[begin INPUT DATA]

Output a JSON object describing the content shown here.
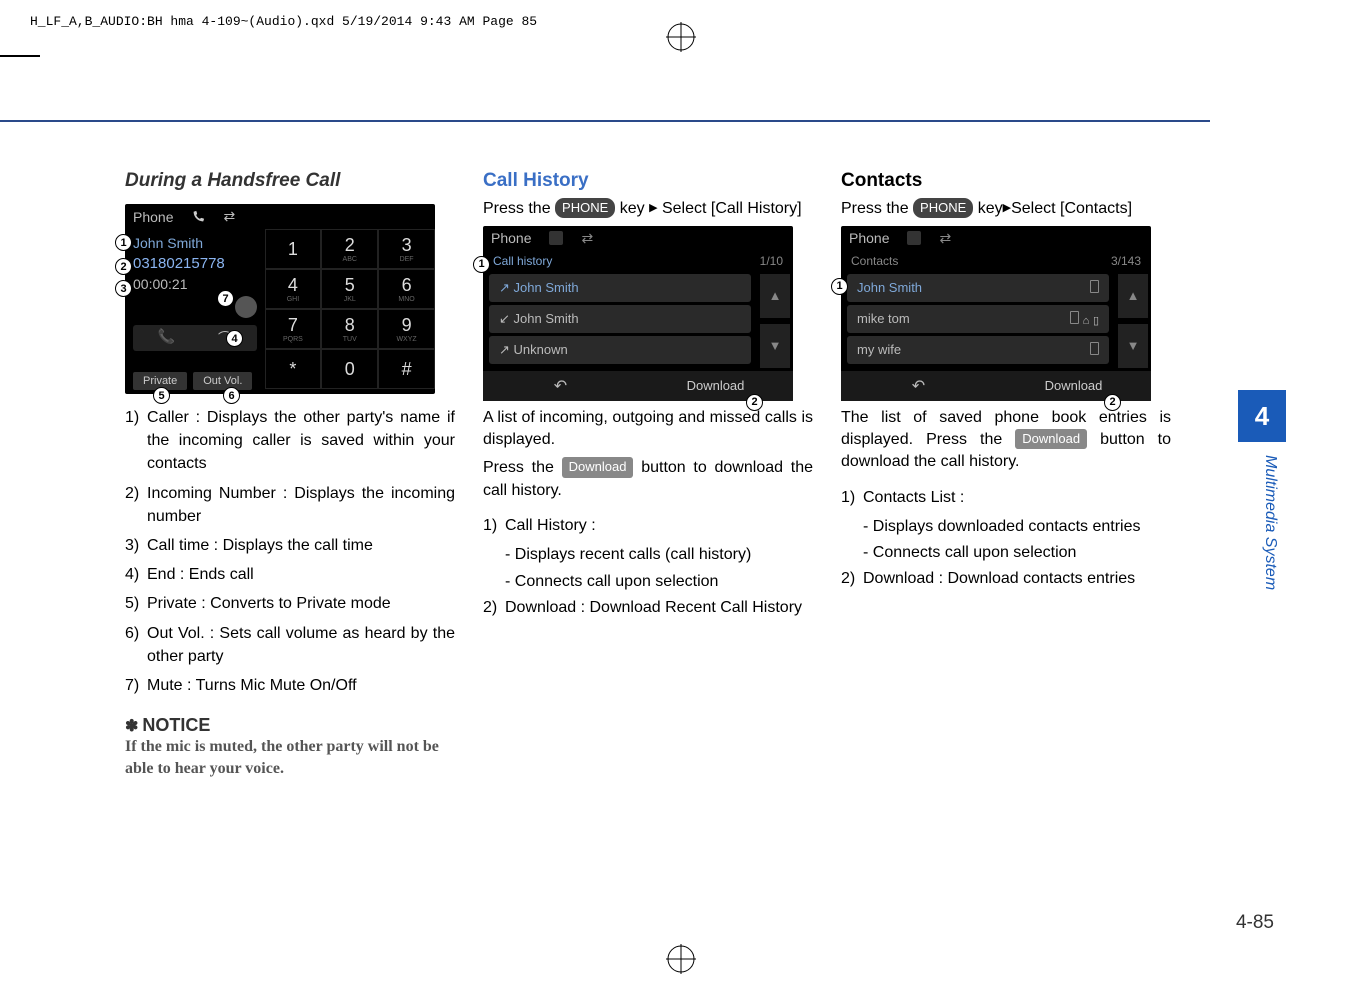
{
  "header": {
    "line": "H_LF_A,B_AUDIO:BH hma 4-109~(Audio).qxd  5/19/2014  9:43 AM  Page 85"
  },
  "sidebar": {
    "chapter": "4",
    "section": "Multimedia System",
    "page": "4-85"
  },
  "col1": {
    "heading": "During a Handsfree Call",
    "screen": {
      "title": "Phone",
      "caller": "John Smith",
      "number": "03180215778",
      "time": "00:00:21",
      "keys": [
        {
          "d": "1",
          "s": ""
        },
        {
          "d": "2",
          "s": "ABC"
        },
        {
          "d": "3",
          "s": "DEF"
        },
        {
          "d": "4",
          "s": "GHI"
        },
        {
          "d": "5",
          "s": "JKL"
        },
        {
          "d": "6",
          "s": "MNO"
        },
        {
          "d": "7",
          "s": "PQRS"
        },
        {
          "d": "8",
          "s": "TUV"
        },
        {
          "d": "9",
          "s": "WXYZ"
        },
        {
          "d": "*",
          "s": ""
        },
        {
          "d": "0",
          "s": ""
        },
        {
          "d": "#",
          "s": ""
        }
      ],
      "private_btn": "Private",
      "outvol_btn": "Out Vol."
    },
    "items": [
      "Caller : Displays the other party's name if the incoming caller is saved within your contacts",
      "Incoming Number : Displays the incoming number",
      "Call time : Displays the call time",
      "End : Ends call",
      "Private : Converts to Private mode",
      "Out Vol. : Sets call volume as heard by the other party",
      "Mute : Turns Mic Mute On/Off"
    ],
    "notice_h": "NOTICE",
    "notice_t": "If the mic is muted, the other party will not be able to hear your voice."
  },
  "col2": {
    "heading": "Call History",
    "intro_pre": "Press the ",
    "phone_pill": "PHONE",
    "intro_mid": " key ",
    "intro_post": " Select [Call History]",
    "screen": {
      "title": "Phone",
      "subtitle": "Call history",
      "count": "1/10",
      "items": [
        "John Smith",
        "John Smith",
        "Unknown"
      ],
      "download": "Download"
    },
    "para1": "A list of incoming, outgoing and missed calls is displayed.",
    "para2_pre": "Press the ",
    "download_pill": "Download",
    "para2_post": " button to download the call history.",
    "l1_h": "Call History :",
    "l1_a": "- Displays recent calls (call history)",
    "l1_b": "- Connects call upon selection",
    "l2": "Download : Download Recent Call History"
  },
  "col3": {
    "heading": "Contacts",
    "intro_pre": "Press the ",
    "phone_pill": "PHONE",
    "intro_mid": " key",
    "intro_post": "Select [Contacts]",
    "screen": {
      "title": "Phone",
      "subtitle": "Contacts",
      "count": "3/143",
      "items": [
        "John Smith",
        "mike tom",
        "my wife"
      ],
      "download": "Download"
    },
    "para1_pre": "The list of saved phone book entries is displayed. Press the ",
    "download_pill": "Download",
    "para1_post": " button to download the call history.",
    "l1_h": "Contacts List :",
    "l1_a": "- Displays downloaded contacts entries",
    "l1_b": "- Connects call upon selection",
    "l2": "Download : Download contacts entries"
  }
}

[end INPUT DATA]

• _WHAT IS EXPECTED_
From the material above, copy everything exactly but the pictures.

• _FULL RESPONSE_
Output a JSON object describing the content shown here.
{
  "header": {
    "line": "H_LF_A,B_AUDIO:BH hma 4-109~(Audio).qxd  5/19/2014  9:43 AM  Page 85"
  },
  "sidebar": {
    "chapter": "4",
    "section": "Multimedia System",
    "page": "4-85"
  },
  "col1": {
    "heading": "During a Handsfree Call",
    "screen": {
      "title": "Phone",
      "caller": "John Smith",
      "number": "03180215778",
      "time": "00:00:21",
      "keys": [
        {
          "d": "1",
          "s": ""
        },
        {
          "d": "2",
          "s": "ABC"
        },
        {
          "d": "3",
          "s": "DEF"
        },
        {
          "d": "4",
          "s": "GHI"
        },
        {
          "d": "5",
          "s": "JKL"
        },
        {
          "d": "6",
          "s": "MNO"
        },
        {
          "d": "7",
          "s": "PQRS"
        },
        {
          "d": "8",
          "s": "TUV"
        },
        {
          "d": "9",
          "s": "WXYZ"
        },
        {
          "d": "*",
          "s": ""
        },
        {
          "d": "0",
          "s": ""
        },
        {
          "d": "#",
          "s": ""
        }
      ],
      "private_btn": "Private",
      "outvol_btn": "Out Vol."
    },
    "items": [
      "Caller : Displays the other party's name if the incoming caller is saved within your contacts",
      "Incoming Number : Displays the incoming number",
      "Call time : Displays the call time",
      "End : Ends call",
      "Private : Converts to Private mode",
      "Out Vol. : Sets call volume as heard by the other party",
      "Mute : Turns Mic Mute On/Off"
    ],
    "notice_h": "NOTICE",
    "notice_t": "If the mic is muted, the other party will not be able to hear your voice."
  },
  "col2": {
    "heading": "Call History",
    "intro_pre": "Press the ",
    "phone_pill": "PHONE",
    "intro_mid": " key ",
    "intro_post": " Select [Call History]",
    "screen": {
      "title": "Phone",
      "subtitle": "Call history",
      "count": "1/10",
      "items": [
        "John Smith",
        "John Smith",
        "Unknown"
      ],
      "download": "Download"
    },
    "para1": "A list of incoming, outgoing and missed calls is displayed.",
    "para2_pre": "Press the ",
    "download_pill": "Download",
    "para2_post": " button to download the call history.",
    "l1_h": "Call History :",
    "l1_a": "- Displays recent calls (call history)",
    "l1_b": "- Connects call upon selection",
    "l2": "Download : Download Recent Call History"
  },
  "col3": {
    "heading": "Contacts",
    "intro_pre": "Press the ",
    "phone_pill": "PHONE",
    "intro_mid": " key",
    "intro_post": "Select [Contacts]",
    "screen": {
      "title": "Phone",
      "subtitle": "Contacts",
      "count": "3/143",
      "items": [
        "John Smith",
        "mike tom",
        "my wife"
      ],
      "download": "Download"
    },
    "para1_pre": "The list of saved phone book entries is displayed. Press the ",
    "download_pill": "Download",
    "para1_post": " button to download the call history.",
    "l1_h": "Contacts List :",
    "l1_a": "- Displays downloaded contacts entries",
    "l1_b": "- Connects call upon selection",
    "l2": "Download : Download contacts entries"
  }
}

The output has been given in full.